Which lines hold the word "puntos"? Copy each of them from the material.

◆ SUPPLIED DATA ◆

* begin *

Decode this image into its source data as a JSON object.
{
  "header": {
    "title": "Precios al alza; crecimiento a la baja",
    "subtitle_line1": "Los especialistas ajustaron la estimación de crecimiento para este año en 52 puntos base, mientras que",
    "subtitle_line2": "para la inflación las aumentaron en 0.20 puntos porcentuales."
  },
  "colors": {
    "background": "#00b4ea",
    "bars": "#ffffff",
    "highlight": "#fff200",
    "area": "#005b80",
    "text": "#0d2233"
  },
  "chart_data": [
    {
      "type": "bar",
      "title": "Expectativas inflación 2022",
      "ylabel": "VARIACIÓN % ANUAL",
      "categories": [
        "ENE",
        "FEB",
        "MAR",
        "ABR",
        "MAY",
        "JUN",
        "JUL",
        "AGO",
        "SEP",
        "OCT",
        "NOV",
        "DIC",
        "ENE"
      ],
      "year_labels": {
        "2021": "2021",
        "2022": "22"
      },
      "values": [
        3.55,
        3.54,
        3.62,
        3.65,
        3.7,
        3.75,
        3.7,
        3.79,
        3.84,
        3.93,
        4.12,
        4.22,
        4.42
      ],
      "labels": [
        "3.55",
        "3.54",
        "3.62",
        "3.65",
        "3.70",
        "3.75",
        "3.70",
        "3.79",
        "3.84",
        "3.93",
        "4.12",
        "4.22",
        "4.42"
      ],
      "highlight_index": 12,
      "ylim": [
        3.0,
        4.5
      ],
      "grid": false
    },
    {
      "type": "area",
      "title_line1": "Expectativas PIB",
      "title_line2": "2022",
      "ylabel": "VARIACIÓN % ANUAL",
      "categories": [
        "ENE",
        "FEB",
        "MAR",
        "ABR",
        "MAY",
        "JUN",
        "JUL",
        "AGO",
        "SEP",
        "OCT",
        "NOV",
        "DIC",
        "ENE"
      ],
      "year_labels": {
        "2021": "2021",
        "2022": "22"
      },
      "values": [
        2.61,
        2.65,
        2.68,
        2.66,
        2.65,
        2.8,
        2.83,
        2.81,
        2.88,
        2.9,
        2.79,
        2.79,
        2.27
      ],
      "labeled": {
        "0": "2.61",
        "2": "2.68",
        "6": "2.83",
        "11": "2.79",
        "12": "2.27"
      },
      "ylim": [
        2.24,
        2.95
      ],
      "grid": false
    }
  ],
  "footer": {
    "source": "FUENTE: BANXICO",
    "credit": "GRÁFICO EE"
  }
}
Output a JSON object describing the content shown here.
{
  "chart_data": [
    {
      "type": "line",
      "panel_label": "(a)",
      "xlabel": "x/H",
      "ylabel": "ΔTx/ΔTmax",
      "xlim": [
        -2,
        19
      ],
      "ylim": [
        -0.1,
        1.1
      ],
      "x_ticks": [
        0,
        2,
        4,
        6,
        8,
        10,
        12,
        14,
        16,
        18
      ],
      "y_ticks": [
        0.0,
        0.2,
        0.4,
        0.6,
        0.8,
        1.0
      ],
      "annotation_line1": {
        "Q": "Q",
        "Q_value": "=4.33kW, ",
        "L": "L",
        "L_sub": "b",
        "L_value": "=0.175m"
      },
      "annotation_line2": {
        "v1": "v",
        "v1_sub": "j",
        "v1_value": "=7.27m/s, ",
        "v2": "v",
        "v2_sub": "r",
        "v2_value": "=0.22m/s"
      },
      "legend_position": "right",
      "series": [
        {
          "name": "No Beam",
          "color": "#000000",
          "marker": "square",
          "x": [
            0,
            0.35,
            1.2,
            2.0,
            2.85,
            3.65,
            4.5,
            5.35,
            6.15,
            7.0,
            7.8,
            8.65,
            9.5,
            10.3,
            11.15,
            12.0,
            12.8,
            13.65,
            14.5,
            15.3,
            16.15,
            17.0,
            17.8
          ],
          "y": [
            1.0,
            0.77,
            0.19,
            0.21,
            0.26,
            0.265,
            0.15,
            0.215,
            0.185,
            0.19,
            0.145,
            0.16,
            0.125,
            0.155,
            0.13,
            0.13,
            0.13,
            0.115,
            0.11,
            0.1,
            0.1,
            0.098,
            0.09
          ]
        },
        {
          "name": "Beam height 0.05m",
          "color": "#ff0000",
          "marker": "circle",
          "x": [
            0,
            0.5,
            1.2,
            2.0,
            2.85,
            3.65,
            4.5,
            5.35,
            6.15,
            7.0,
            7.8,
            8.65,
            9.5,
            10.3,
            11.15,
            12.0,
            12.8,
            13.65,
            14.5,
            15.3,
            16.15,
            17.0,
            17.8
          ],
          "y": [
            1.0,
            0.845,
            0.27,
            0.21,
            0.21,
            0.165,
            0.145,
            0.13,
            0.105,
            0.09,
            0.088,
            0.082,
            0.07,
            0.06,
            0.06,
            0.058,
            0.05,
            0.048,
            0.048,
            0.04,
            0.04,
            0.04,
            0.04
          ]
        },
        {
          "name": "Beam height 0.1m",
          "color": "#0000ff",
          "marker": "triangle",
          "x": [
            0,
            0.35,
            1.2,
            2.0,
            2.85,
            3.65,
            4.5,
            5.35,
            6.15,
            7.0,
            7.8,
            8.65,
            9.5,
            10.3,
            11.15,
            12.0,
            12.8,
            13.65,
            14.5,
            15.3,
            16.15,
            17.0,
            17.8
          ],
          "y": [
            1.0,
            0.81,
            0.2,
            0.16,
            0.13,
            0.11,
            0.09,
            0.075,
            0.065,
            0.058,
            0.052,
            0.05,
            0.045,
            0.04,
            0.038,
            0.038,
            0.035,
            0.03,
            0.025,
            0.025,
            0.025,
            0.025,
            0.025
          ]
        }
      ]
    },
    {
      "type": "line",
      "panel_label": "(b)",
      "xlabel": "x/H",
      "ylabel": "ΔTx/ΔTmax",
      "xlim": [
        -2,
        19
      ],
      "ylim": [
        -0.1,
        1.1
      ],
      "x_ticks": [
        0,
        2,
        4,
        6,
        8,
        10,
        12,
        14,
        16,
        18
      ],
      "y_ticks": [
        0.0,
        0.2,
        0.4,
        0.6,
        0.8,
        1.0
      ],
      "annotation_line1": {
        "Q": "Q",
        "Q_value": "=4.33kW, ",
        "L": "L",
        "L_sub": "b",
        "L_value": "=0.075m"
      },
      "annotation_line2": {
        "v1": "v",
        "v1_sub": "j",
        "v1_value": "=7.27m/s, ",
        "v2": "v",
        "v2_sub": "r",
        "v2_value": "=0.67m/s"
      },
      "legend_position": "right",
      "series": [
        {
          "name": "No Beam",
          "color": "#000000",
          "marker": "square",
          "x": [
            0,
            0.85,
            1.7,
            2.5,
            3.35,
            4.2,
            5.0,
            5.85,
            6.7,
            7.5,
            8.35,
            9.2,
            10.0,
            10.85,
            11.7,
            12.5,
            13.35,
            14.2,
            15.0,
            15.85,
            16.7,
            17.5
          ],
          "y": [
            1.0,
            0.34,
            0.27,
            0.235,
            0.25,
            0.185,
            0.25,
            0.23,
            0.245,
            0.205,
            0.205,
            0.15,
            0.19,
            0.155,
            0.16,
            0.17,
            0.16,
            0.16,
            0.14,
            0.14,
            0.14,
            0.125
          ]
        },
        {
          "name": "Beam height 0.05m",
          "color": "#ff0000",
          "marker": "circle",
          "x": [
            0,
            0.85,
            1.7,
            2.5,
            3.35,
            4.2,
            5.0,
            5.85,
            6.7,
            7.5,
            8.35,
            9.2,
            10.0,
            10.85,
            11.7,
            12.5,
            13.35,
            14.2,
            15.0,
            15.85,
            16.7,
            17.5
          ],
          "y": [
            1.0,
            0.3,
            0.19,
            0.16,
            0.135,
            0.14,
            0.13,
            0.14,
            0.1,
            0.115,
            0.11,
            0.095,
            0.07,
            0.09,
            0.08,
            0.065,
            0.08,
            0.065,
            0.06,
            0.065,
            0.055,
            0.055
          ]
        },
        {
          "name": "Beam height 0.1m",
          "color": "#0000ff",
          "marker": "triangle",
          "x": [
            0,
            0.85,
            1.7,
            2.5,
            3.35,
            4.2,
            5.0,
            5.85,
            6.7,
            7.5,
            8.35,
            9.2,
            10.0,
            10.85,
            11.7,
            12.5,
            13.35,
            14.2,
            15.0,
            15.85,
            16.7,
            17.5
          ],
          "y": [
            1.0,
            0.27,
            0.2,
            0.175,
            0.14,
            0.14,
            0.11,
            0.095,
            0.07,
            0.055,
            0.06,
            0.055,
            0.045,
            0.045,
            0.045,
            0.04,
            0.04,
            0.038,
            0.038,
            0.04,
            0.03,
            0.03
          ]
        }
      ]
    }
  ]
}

* end *

◆ RESULT ◆
    "subtitle_line1": "Los especialistas ajustaron la estimación de crecimiento para este año en 52 puntos base, mientras que",
    "subtitle_line2": "para la inflación las aumentaron en 0.20 puntos porcentuales."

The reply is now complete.